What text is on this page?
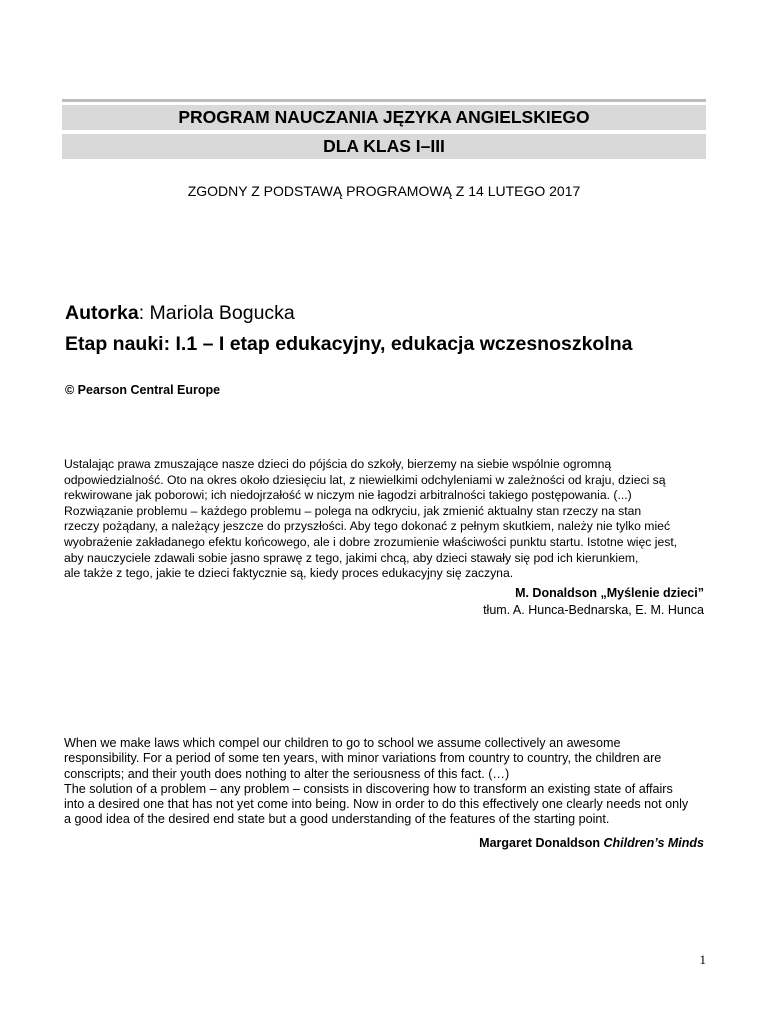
PROGRAM NAUCZANIA JĘZYKA ANGIELSKIEGO
DLA KLAS I–III
ZGODNY Z PODSTAWĄ PROGRAMOWĄ Z 14 LUTEGO 2017
Autorka: Mariola Bogucka
Etap nauki: I.1 – I etap edukacyjny, edukacja wczesnoszkolna
© Pearson Central Europe
Ustalając prawa zmuszające nasze dzieci do pójścia do szkoły, bierzemy na siebie wspólnie ogromną
odpowiedzialność. Oto na okres około dziesięciu lat, z niewielkimi odchyleniami w zależności od kraju, dzieci są
rekwirowane jak poborowi; ich niedojrzałość w niczym nie łagodzi arbitralności takiego postępowania. (...)
Rozwiązanie problemu – każdego problemu – polega na odkryciu, jak zmienić aktualny stan rzeczy na stan
rzeczy pożądany, a należący jeszcze do przyszłości. Aby tego dokonać z pełnym skutkiem, należy nie tylko mieć
wyobrażenie zakładanego efektu końcowego, ale i dobre zrozumienie właściwości punktu startu. Istotne więc jest,
aby nauczyciele zdawali sobie jasno sprawę z tego, jakimi chcą, aby dzieci stawały się pod ich kierunkiem,
ale także z tego, jakie te dzieci faktycznie są, kiedy proces edukacyjny się zaczyna.
M. Donaldson „Myślenie dzieci”
tłum. A. Hunca-Bednarska, E. M. Hunca
When we make laws which compel our children to go to school we assume collectively an awesome
responsibility. For a period of some ten years, with minor variations from country to country, the children are
conscripts; and their youth does nothing to alter the seriousness of this fact. (…)
The solution of a problem – any problem – consists in discovering how to transform an existing state of affairs
into a desired one that has not yet come into being. Now in order to do this effectively one clearly needs not only
a good idea of the desired end state but a good understanding of the features of the starting point.
Margaret Donaldson Children’s Minds
1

☆ ☆ ☆ ☆ ☆ ☆ ☆

◆ **Work to do**: Return the listing above in full and without alteration, excluding its pictures.

◆ **Exercise response**:
What text is on this page?
PROGRAM NAUCZANIA JĘZYKA ANGIELSKIEGO
DLA KLAS I–III
ZGODNY Z PODSTAWĄ PROGRAMOWĄ Z 14 LUTEGO 2017
Autorka: Mariola Bogucka
Etap nauki: I.1 – I etap edukacyjny, edukacja wczesnoszkolna
© Pearson Central Europe
Ustalając prawa zmuszające nasze dzieci do pójścia do szkoły, bierzemy na siebie wspólnie ogromną
odpowiedzialność. Oto na okres około dziesięciu lat, z niewielkimi odchyleniami w zależności od kraju, dzieci są
rekwirowane jak poborowi; ich niedojrzałość w niczym nie łagodzi arbitralności takiego postępowania. (...)
Rozwiązanie problemu – każdego problemu – polega na odkryciu, jak zmienić aktualny stan rzeczy na stan
rzeczy pożądany, a należący jeszcze do przyszłości. Aby tego dokonać z pełnym skutkiem, należy nie tylko mieć
wyobrażenie zakładanego efektu końcowego, ale i dobre zrozumienie właściwości punktu startu. Istotne więc jest,
aby nauczyciele zdawali sobie jasno sprawę z tego, jakimi chcą, aby dzieci stawały się pod ich kierunkiem,
ale także z tego, jakie te dzieci faktycznie są, kiedy proces edukacyjny się zaczyna.
M. Donaldson „Myślenie dzieci”
tłum. A. Hunca-Bednarska, E. M. Hunca
When we make laws which compel our children to go to school we assume collectively an awesome
responsibility. For a period of some ten years, with minor variations from country to country, the children are
conscripts; and their youth does nothing to alter the seriousness of this fact. (…)
The solution of a problem – any problem – consists in discovering how to transform an existing state of affairs
into a desired one that has not yet come into being. Now in order to do this effectively one clearly needs not only
a good idea of the desired end state but a good understanding of the features of the starting point.
Margaret Donaldson Children’s Minds
1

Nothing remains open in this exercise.